* _Exercise_
Find each line below containing the word "cirka" and copy it.

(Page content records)
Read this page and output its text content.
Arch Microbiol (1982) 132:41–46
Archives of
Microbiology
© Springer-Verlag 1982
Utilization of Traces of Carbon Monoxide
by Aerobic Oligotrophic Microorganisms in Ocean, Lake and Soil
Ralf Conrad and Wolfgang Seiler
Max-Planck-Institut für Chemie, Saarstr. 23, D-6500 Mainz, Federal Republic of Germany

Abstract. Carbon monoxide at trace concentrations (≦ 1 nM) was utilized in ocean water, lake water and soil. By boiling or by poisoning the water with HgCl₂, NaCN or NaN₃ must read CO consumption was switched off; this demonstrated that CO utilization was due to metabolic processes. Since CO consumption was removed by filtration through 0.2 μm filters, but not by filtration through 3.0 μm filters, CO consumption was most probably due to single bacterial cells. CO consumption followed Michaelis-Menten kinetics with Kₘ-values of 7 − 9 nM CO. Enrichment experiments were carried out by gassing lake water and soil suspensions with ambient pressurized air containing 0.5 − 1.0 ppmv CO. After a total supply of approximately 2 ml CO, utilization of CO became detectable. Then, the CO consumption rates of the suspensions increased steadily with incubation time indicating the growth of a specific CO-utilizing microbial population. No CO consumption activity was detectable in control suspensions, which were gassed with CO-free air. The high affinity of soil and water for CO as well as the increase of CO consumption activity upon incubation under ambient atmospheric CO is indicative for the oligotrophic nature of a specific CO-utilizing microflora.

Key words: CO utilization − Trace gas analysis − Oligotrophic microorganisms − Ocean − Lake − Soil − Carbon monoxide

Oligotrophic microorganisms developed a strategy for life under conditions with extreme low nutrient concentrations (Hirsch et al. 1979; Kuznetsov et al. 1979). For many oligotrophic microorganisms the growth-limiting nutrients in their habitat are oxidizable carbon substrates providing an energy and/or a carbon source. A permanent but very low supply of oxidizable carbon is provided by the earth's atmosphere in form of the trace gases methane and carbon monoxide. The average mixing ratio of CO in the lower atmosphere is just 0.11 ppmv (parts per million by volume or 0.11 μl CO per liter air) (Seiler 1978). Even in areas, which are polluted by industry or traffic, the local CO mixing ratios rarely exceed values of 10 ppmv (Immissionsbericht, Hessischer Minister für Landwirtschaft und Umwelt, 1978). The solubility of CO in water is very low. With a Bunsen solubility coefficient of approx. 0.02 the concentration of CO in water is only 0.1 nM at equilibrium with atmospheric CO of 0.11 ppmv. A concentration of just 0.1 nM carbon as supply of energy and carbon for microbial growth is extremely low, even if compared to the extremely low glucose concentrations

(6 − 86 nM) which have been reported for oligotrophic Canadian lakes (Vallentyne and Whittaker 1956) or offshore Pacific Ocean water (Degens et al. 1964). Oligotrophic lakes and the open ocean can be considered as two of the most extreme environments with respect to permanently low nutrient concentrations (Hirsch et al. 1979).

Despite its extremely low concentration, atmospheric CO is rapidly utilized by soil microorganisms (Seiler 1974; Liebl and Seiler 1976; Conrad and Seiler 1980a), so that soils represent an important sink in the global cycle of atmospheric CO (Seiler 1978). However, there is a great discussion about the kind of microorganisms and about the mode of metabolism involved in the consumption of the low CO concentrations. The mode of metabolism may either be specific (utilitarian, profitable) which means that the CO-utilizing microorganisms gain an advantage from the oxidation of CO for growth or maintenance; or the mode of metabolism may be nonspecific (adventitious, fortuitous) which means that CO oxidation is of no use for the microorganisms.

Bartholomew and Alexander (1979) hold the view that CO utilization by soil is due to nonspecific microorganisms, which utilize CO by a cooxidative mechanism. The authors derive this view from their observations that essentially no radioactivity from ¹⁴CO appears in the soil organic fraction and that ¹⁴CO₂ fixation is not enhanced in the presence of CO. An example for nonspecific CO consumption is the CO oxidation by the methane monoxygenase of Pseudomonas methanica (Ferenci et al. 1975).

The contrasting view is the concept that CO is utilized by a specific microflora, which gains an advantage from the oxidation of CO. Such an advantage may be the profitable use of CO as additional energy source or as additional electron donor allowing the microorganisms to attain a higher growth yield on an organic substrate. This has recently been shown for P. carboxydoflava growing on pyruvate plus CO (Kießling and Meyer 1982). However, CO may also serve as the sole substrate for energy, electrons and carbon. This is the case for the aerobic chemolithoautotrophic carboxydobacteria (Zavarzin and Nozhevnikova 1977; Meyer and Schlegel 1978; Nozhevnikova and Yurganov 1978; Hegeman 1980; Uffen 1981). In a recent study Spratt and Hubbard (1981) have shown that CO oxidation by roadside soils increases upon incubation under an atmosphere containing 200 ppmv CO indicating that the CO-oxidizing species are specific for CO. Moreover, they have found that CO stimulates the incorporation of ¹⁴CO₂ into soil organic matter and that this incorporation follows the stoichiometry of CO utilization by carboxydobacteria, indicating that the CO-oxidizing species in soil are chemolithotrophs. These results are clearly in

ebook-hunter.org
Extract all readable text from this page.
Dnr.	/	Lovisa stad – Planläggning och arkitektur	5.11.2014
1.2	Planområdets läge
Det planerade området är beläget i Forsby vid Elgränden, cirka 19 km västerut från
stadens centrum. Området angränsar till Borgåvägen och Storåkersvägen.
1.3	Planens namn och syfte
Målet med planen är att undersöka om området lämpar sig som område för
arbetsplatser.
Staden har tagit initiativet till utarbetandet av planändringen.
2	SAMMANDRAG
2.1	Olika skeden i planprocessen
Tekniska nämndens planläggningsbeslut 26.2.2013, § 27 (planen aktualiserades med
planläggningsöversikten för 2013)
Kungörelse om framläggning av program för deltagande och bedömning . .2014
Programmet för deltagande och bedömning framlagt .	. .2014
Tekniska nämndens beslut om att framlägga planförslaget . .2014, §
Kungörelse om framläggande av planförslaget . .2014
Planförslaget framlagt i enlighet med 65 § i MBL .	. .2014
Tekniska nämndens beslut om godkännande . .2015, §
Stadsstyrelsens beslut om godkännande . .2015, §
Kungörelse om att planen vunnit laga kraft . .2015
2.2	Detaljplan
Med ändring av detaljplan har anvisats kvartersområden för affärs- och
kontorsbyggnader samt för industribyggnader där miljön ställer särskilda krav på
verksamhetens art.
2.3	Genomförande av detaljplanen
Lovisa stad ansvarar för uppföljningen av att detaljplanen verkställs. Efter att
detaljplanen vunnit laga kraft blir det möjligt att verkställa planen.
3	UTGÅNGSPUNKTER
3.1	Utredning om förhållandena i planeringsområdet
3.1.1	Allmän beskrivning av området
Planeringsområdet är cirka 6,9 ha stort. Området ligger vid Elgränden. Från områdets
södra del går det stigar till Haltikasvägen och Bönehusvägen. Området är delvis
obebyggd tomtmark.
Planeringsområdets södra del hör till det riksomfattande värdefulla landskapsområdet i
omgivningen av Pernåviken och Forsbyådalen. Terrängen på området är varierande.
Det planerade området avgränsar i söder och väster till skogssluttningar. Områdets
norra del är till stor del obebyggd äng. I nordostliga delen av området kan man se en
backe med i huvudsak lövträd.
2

* _Answer section_
Det planerade området är beläget i Forsby vid Elgränden, cirka 19 km västerut från
Planeringsområdet är cirka 6,9 ha stort. Området ligger vid Elgränden. Från områdets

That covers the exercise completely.